Task goal:
Locate all lines with the word "icon" and copy them out.

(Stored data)
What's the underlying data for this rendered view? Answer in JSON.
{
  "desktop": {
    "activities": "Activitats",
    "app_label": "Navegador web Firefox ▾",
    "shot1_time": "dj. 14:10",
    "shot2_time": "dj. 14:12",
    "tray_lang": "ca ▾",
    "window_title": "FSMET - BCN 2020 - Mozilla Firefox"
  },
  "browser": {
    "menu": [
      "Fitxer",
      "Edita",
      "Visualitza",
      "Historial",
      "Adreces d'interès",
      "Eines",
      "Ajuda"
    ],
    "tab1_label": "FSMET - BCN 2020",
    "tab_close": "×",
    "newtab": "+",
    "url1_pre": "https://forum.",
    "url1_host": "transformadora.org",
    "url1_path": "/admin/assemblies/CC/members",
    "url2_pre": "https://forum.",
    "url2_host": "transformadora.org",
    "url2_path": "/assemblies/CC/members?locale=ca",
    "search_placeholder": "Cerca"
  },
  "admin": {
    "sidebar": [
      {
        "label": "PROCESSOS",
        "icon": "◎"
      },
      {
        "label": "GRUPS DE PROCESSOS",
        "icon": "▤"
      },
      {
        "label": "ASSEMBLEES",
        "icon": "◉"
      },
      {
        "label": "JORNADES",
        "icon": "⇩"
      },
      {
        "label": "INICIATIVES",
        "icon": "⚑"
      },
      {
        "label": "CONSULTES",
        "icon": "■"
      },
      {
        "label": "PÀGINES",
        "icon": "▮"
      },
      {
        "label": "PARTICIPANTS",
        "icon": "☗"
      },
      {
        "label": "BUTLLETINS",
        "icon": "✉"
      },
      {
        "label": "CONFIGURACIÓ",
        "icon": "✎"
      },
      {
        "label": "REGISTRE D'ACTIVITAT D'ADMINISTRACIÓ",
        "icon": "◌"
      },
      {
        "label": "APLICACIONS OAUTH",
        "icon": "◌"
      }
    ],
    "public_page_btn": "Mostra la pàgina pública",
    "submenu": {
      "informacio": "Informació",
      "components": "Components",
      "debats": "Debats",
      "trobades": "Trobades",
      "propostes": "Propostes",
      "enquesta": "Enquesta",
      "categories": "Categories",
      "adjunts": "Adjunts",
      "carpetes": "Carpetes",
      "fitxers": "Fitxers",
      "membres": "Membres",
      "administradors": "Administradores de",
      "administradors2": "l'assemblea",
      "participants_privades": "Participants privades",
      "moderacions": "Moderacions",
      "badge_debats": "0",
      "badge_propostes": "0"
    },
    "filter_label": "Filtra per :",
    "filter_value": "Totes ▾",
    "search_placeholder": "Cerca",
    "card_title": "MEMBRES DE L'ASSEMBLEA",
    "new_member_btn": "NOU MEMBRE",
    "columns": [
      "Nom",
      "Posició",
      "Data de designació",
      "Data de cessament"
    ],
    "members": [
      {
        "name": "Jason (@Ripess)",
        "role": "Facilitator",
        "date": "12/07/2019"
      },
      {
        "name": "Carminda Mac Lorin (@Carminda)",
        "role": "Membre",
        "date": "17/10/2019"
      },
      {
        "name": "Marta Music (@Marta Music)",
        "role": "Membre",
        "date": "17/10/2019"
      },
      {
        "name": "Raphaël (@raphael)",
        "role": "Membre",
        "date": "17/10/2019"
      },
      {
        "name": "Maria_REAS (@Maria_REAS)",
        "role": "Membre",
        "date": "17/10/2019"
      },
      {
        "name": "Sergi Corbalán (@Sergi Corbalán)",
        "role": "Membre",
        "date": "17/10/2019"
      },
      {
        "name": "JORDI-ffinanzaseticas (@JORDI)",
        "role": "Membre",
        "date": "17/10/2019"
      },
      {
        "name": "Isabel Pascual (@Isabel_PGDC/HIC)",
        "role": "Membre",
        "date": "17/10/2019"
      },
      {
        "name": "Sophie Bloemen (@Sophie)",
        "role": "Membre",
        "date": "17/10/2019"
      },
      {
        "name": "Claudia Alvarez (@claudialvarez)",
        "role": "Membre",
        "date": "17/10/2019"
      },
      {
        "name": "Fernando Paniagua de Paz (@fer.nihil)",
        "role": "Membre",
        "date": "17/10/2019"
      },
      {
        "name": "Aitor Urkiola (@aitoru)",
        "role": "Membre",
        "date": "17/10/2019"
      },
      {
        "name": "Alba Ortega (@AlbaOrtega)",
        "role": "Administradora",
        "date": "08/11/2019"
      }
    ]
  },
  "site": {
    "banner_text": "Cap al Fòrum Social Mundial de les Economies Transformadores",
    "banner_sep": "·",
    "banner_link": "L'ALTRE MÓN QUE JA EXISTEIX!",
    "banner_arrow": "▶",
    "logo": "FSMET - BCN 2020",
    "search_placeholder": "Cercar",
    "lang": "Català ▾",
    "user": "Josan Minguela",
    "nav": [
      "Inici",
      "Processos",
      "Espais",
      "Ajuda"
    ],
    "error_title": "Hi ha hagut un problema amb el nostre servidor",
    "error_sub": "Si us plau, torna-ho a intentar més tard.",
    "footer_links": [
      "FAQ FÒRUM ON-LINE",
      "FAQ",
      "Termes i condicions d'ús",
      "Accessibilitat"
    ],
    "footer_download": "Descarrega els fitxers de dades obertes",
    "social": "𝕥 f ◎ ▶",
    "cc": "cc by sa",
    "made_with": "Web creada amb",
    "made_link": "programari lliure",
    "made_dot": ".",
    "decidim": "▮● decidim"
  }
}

Worked answer:
        "icon": "◎"
        "icon": "▤"
        "icon": "◉"
        "icon": "⇩"
        "icon": "⚑"
        "icon": "■"
        "icon": "▮"
        "icon": "☗"
        "icon": "✉"
        "icon": "✎"
        "icon": "◌"
        "icon": "◌"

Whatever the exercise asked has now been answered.